• **TASK DATA**:

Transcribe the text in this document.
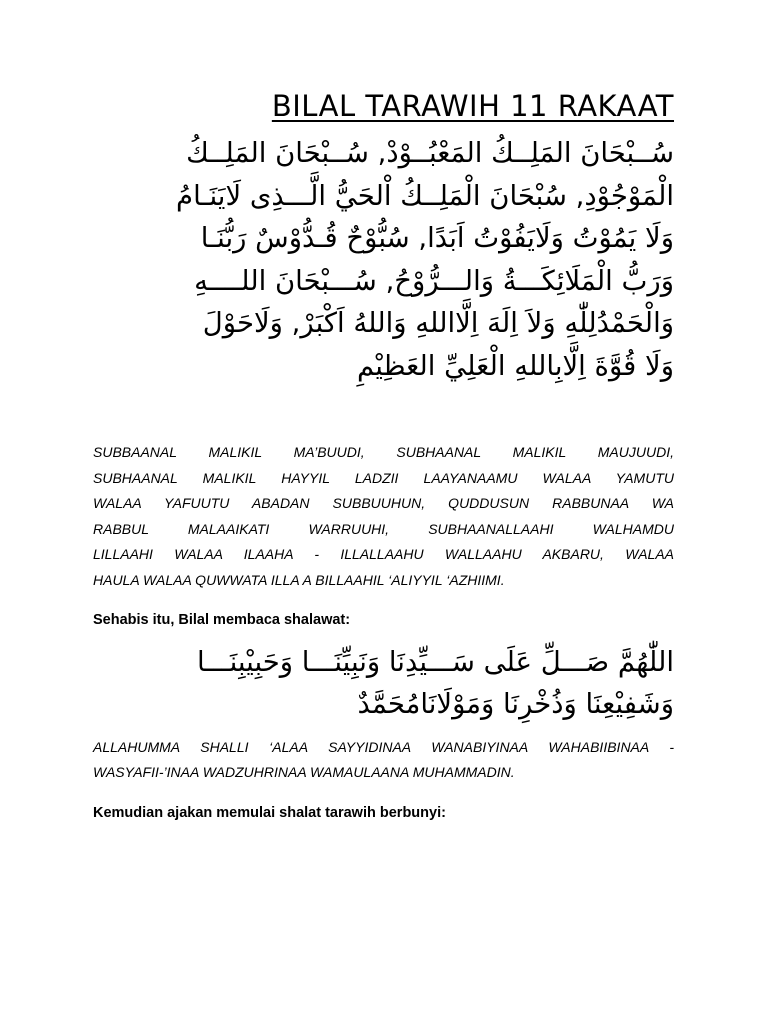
BILAL TARAWIH 11 RAKAAT

سُــبْحَانَ المَلِــكُ المَعْبُــوْدْ, سُــبْحَانَ المَلِــكُ
الْمَوْجُوْدِ, سُبْحَانَ الْمَلِــكُ اْلحَيُّ الَّـــذِى لَايَنَـامُ
وَلَا يَمُوْتُ وَلَايَفُوْتُ اَبَدًا, سُبُّوْحٌ قُـدُّوْسٌ رَبُّنَـا
وَرَبُّ الْمَلَائِكَـــةُ وَالـــرُّوْحُ, سُـــبْحَانَ اللــــهِ
وَالْحَمْدُلِلّٰهِ وَلاَ اِلَهَ اِلَّااللهِ وَاللهُ اَكْبَرْ, وَلَاحَوْلَ
وَلَا قُوَّةَ اِلَّابِاللهِ الْعَلِيِّ العَظِيْمِ

SUBBAANAL MALIKIL MA’BUUDI, SUBHAANAL MALIKIL MAUJUUDI,
SUBHAANAL MALIKIL HAYYIL LADZII LAAYANAAMU WALAA YAMUTU
WALAA YAFUUTU ABADAN SUBBUUHUN, QUDDUSUN RABBUNAA WA
RABBUL MALAAIKATI WARRUUHI, SUBHAANALLAAHI WALHAMDU
LILLAAHI WALAA ILAAHA - ILLALLAAHU WALLAAHU AKBARU, WALAA
HAULA WALAA QUWWATA ILLA A BILLAAHIL ‘ALIYYIL ‘AZHIIMI.

Sehabis itu, Bilal membaca shalawat:

اللّٰهُمَّ صَـــلِّ عَلَى سَـــيِّدِنَا وَنَبِيِّنَـــا وَحَبِيْبِنَـــا
وَشَفِيْعِنَا وَذُخْرِنَا وَمَوْلَانَامُحَمَّدٌ

ALLAHUMMA SHALLI ‘ALAA SAYYIDINAA WANABIYINAA WAHABIIBINAA -
WASYAFII-’INAA WADZUHRINAA WAMAULAANA MUHAMMADIN.

Kemudian ajakan memulai shalat tarawih berbunyi:
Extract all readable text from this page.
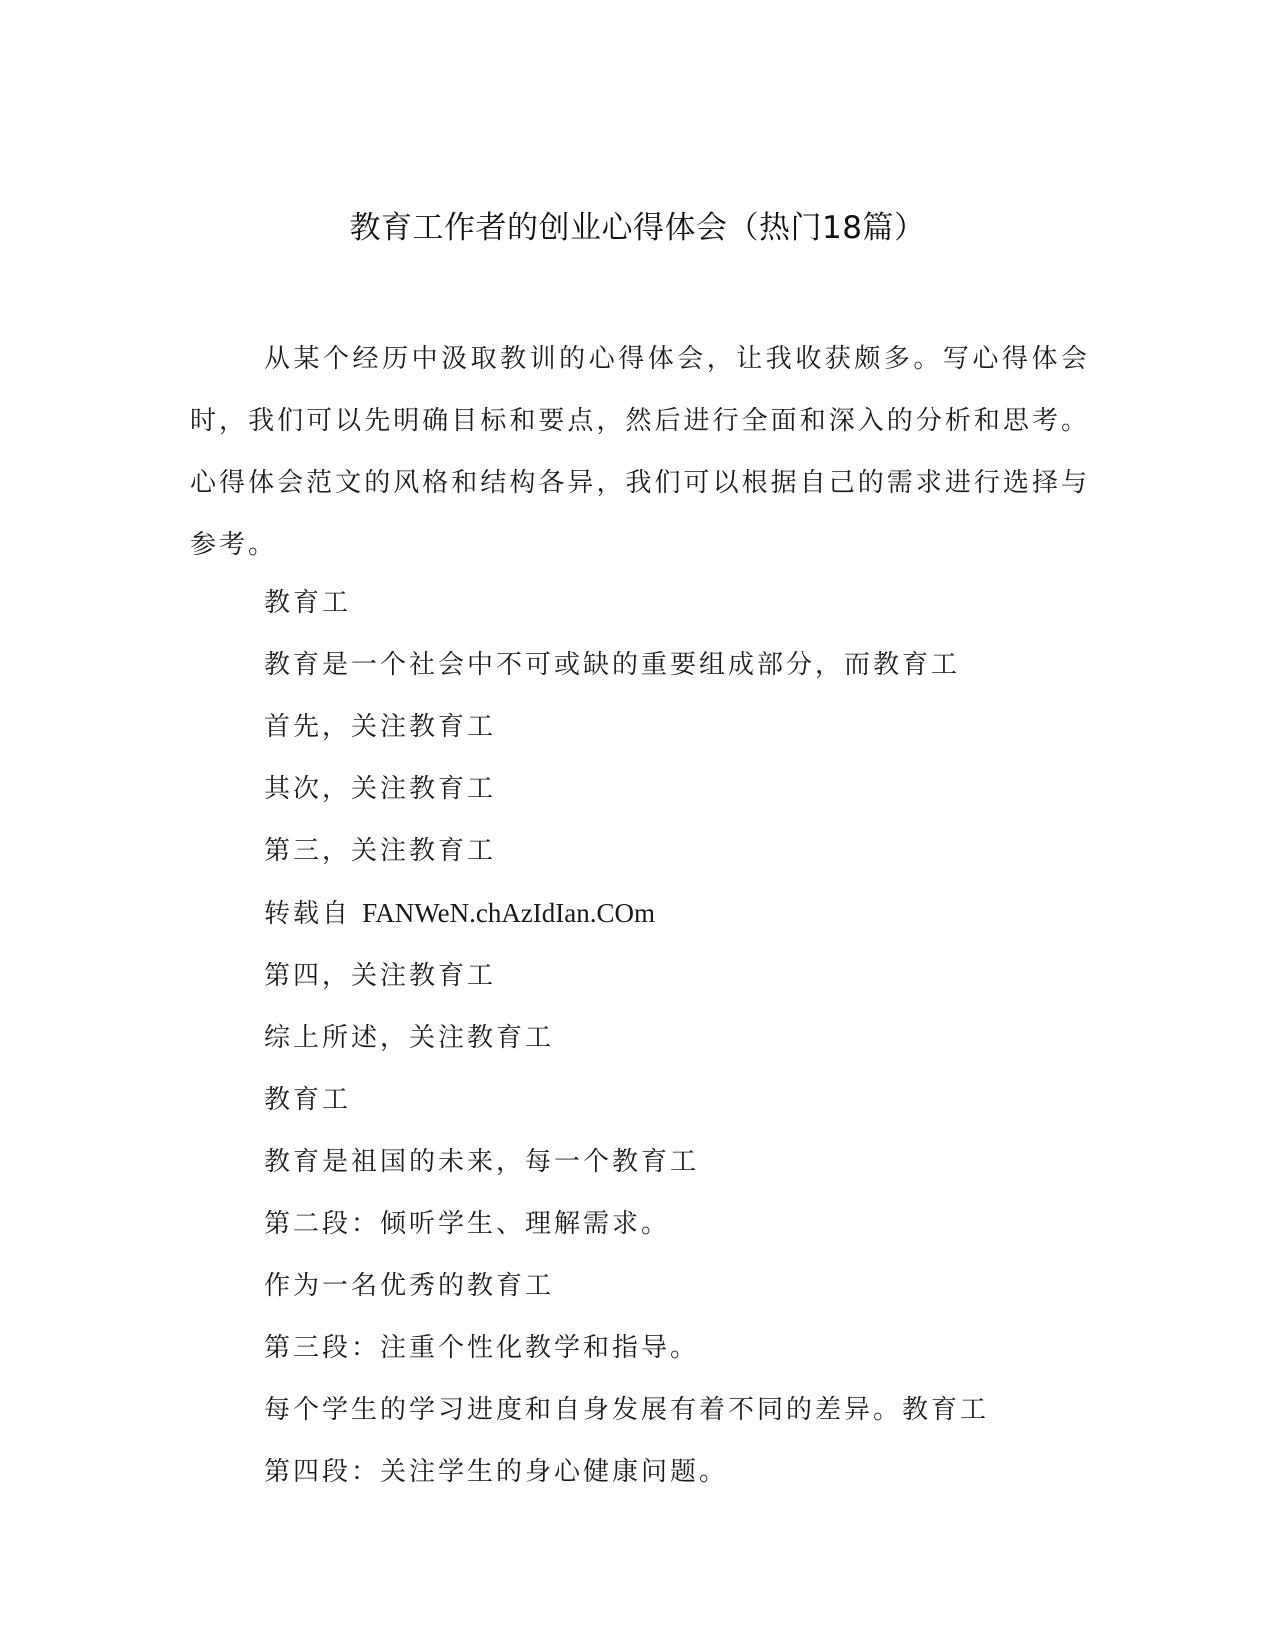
教育工作者的创业心得体会（热门18篇）

从某个经历中汲取教训的心得体会，让我收获颇多。写心得体会时，我们可以先明确目标和要点，然后进行全面和深入的分析和思考。心得体会范文的风格和结构各异，我们可以根据自己的需求进行选择与参考。

教育工
教育是一个社会中不可或缺的重要组成部分，而教育工
首先，关注教育工
其次，关注教育工
第三，关注教育工
转载自 FANWeN.chAzIdIan.COm
第四，关注教育工
综上所述，关注教育工
教育工
教育是祖国的未来，每一个教育工
第二段：倾听学生、理解需求。
作为一名优秀的教育工
第三段：注重个性化教学和指导。
每个学生的学习进度和自身发展有着不同的差异。教育工
第四段：关注学生的身心健康问题。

• **EXERCISE BRIEF**: Using the material above, count the lines containing the word "text". Reply with the number alone.

• **RESPONSE FOR THIS EXERCISE**: 2